* BEGIN *

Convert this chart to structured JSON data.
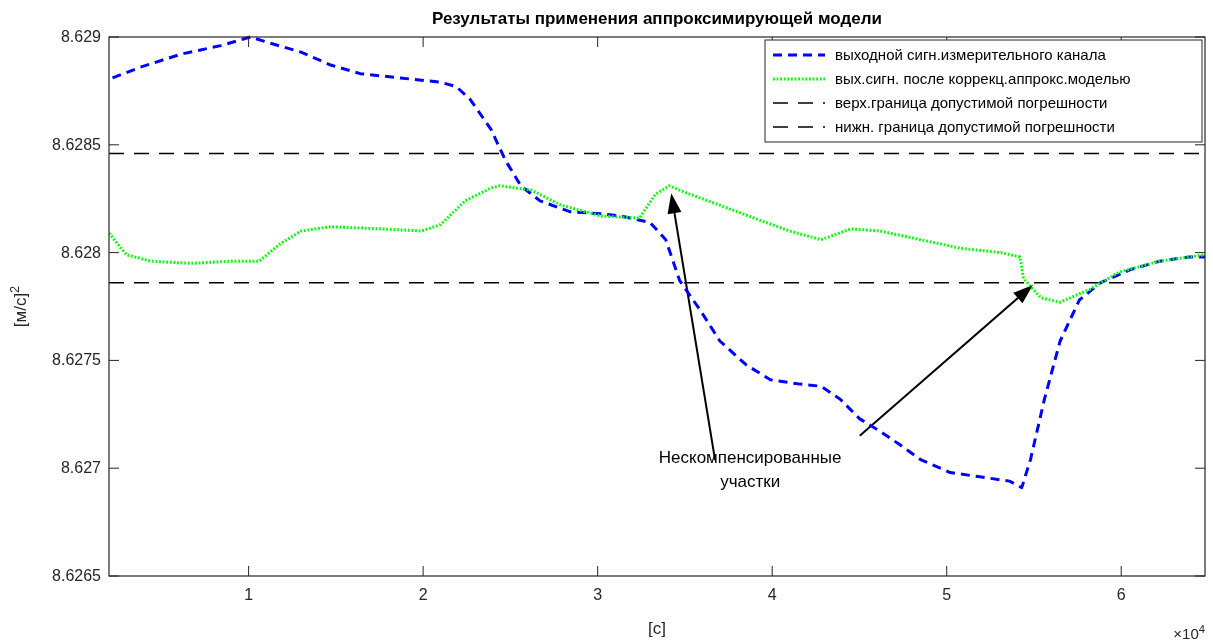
{
  "chart_data": {
    "type": "line",
    "title": "Результаты применения аппроксимирующей модели",
    "xlabel": "[с]",
    "ylabel": "[м/с]$^{2}$",
    "xlim": [
      0.2,
      6.48
    ],
    "ylim": [
      8.6265,
      8.629
    ],
    "xticks": [
      1,
      2,
      3,
      4,
      5,
      6
    ],
    "yticks": [
      8.6265,
      8.627,
      8.6275,
      8.628,
      8.6285,
      8.629
    ],
    "grid": false,
    "legend": "top right",
    "marker": "none",
    "series": [
      {
        "name": "выходной сигн.измерительного канала",
        "color": "#0000ff",
        "line_style": "dashed",
        "x": [
          0.22,
          0.38,
          0.61,
          0.84,
          1.01,
          1.13,
          1.3,
          1.47,
          1.64,
          1.87,
          2.1,
          2.19,
          2.27,
          2.39,
          2.47,
          2.56,
          2.67,
          2.84,
          3.02,
          3.13,
          3.3,
          3.39,
          3.47,
          3.59,
          3.7,
          3.85,
          3.99,
          4.16,
          4.28,
          4.39,
          4.5,
          4.62,
          4.73,
          4.85,
          5.02,
          5.19,
          5.36,
          5.43,
          5.48,
          5.56,
          5.65,
          5.76,
          5.88,
          6.05,
          6.22,
          6.39,
          6.48
        ],
        "values": [
          8.62881,
          8.62886,
          8.62892,
          8.62896,
          8.629,
          8.62897,
          8.62893,
          8.62887,
          8.62883,
          8.62881,
          8.62879,
          8.62877,
          8.62871,
          8.62857,
          8.62843,
          8.62831,
          8.62824,
          8.62819,
          8.62818,
          8.62817,
          8.62814,
          8.62806,
          8.62787,
          8.62773,
          8.62759,
          8.62748,
          8.62741,
          8.62739,
          8.62738,
          8.62732,
          8.62723,
          8.62717,
          8.62711,
          8.62704,
          8.62698,
          8.62696,
          8.62694,
          8.62691,
          8.62704,
          8.62732,
          8.62759,
          8.62778,
          8.62786,
          8.62792,
          8.62796,
          8.62798,
          8.62798
        ]
      },
      {
        "name": "вых.сигн. после коррекц.аппрокс.моделью",
        "color": "#00ff00",
        "line_style": "dotted",
        "x": [
          0.2,
          0.3,
          0.44,
          0.67,
          0.9,
          1.06,
          1.18,
          1.3,
          1.47,
          1.76,
          1.99,
          2.1,
          2.24,
          2.39,
          2.44,
          2.62,
          2.79,
          3.02,
          3.24,
          3.33,
          3.41,
          3.53,
          3.7,
          3.93,
          4.1,
          4.28,
          4.45,
          4.62,
          4.85,
          5.08,
          5.31,
          5.42,
          5.44,
          5.54,
          5.65,
          5.82,
          5.99,
          6.22,
          6.48
        ],
        "values": [
          8.62809,
          8.62799,
          8.62796,
          8.62795,
          8.62796,
          8.62796,
          8.62804,
          8.6281,
          8.62812,
          8.62811,
          8.6281,
          8.62813,
          8.62824,
          8.6283,
          8.62831,
          8.62829,
          8.62822,
          8.62817,
          8.62816,
          8.62827,
          8.62831,
          8.62827,
          8.62822,
          8.62815,
          8.6281,
          8.62806,
          8.62811,
          8.6281,
          8.62806,
          8.62802,
          8.628,
          8.62798,
          8.62788,
          8.62779,
          8.62777,
          8.62783,
          8.62791,
          8.62796,
          8.62799
        ]
      }
    ],
    "ref_lines": [
      {
        "axis": "y",
        "value": 8.62846,
        "label": "верх.граница допустимой погрешности",
        "color": "#000000",
        "line_style": "dashed"
      },
      {
        "axis": "y",
        "value": 8.62786,
        "label": "нижн. граница допустимой погрешности",
        "color": "#000000",
        "line_style": "dashed"
      }
    ],
    "annotations": [
      "Нескомпенсированные участки",
      "×10$^{4}$"
    ]
  }
}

* END *

- _Requirement_
The data above should be repeated exactly, minus any pictures.

- _Written answer_
Convert this chart to structured JSON data.
{
  "chart_data": {
    "type": "line",
    "title": "Результаты применения аппроксимирующей модели",
    "xlabel": "[с]",
    "ylabel": "[м/с]$^{2}$",
    "xlim": [
      0.2,
      6.48
    ],
    "ylim": [
      8.6265,
      8.629
    ],
    "xticks": [
      1,
      2,
      3,
      4,
      5,
      6
    ],
    "yticks": [
      8.6265,
      8.627,
      8.6275,
      8.628,
      8.6285,
      8.629
    ],
    "grid": false,
    "legend": "top right",
    "marker": "none",
    "series": [
      {
        "name": "выходной сигн.измерительного канала",
        "color": "#0000ff",
        "line_style": "dashed",
        "x": [
          0.22,
          0.38,
          0.61,
          0.84,
          1.01,
          1.13,
          1.3,
          1.47,
          1.64,
          1.87,
          2.1,
          2.19,
          2.27,
          2.39,
          2.47,
          2.56,
          2.67,
          2.84,
          3.02,
          3.13,
          3.3,
          3.39,
          3.47,
          3.59,
          3.7,
          3.85,
          3.99,
          4.16,
          4.28,
          4.39,
          4.5,
          4.62,
          4.73,
          4.85,
          5.02,
          5.19,
          5.36,
          5.43,
          5.48,
          5.56,
          5.65,
          5.76,
          5.88,
          6.05,
          6.22,
          6.39,
          6.48
        ],
        "values": [
          8.62881,
          8.62886,
          8.62892,
          8.62896,
          8.629,
          8.62897,
          8.62893,
          8.62887,
          8.62883,
          8.62881,
          8.62879,
          8.62877,
          8.62871,
          8.62857,
          8.62843,
          8.62831,
          8.62824,
          8.62819,
          8.62818,
          8.62817,
          8.62814,
          8.62806,
          8.62787,
          8.62773,
          8.62759,
          8.62748,
          8.62741,
          8.62739,
          8.62738,
          8.62732,
          8.62723,
          8.62717,
          8.62711,
          8.62704,
          8.62698,
          8.62696,
          8.62694,
          8.62691,
          8.62704,
          8.62732,
          8.62759,
          8.62778,
          8.62786,
          8.62792,
          8.62796,
          8.62798,
          8.62798
        ]
      },
      {
        "name": "вых.сигн. после коррекц.аппрокс.моделью",
        "color": "#00ff00",
        "line_style": "dotted",
        "x": [
          0.2,
          0.3,
          0.44,
          0.67,
          0.9,
          1.06,
          1.18,
          1.3,
          1.47,
          1.76,
          1.99,
          2.1,
          2.24,
          2.39,
          2.44,
          2.62,
          2.79,
          3.02,
          3.24,
          3.33,
          3.41,
          3.53,
          3.7,
          3.93,
          4.1,
          4.28,
          4.45,
          4.62,
          4.85,
          5.08,
          5.31,
          5.42,
          5.44,
          5.54,
          5.65,
          5.82,
          5.99,
          6.22,
          6.48
        ],
        "values": [
          8.62809,
          8.62799,
          8.62796,
          8.62795,
          8.62796,
          8.62796,
          8.62804,
          8.6281,
          8.62812,
          8.62811,
          8.6281,
          8.62813,
          8.62824,
          8.6283,
          8.62831,
          8.62829,
          8.62822,
          8.62817,
          8.62816,
          8.62827,
          8.62831,
          8.62827,
          8.62822,
          8.62815,
          8.6281,
          8.62806,
          8.62811,
          8.6281,
          8.62806,
          8.62802,
          8.628,
          8.62798,
          8.62788,
          8.62779,
          8.62777,
          8.62783,
          8.62791,
          8.62796,
          8.62799
        ]
      }
    ],
    "ref_lines": [
      {
        "axis": "y",
        "value": 8.62846,
        "label": "верх.граница допустимой погрешности",
        "color": "#000000",
        "line_style": "dashed"
      },
      {
        "axis": "y",
        "value": 8.62786,
        "label": "нижн. граница допустимой погрешности",
        "color": "#000000",
        "line_style": "dashed"
      }
    ],
    "annotations": [
      "Нескомпенсированные участки",
      "×10$^{4}$"
    ]
  }
}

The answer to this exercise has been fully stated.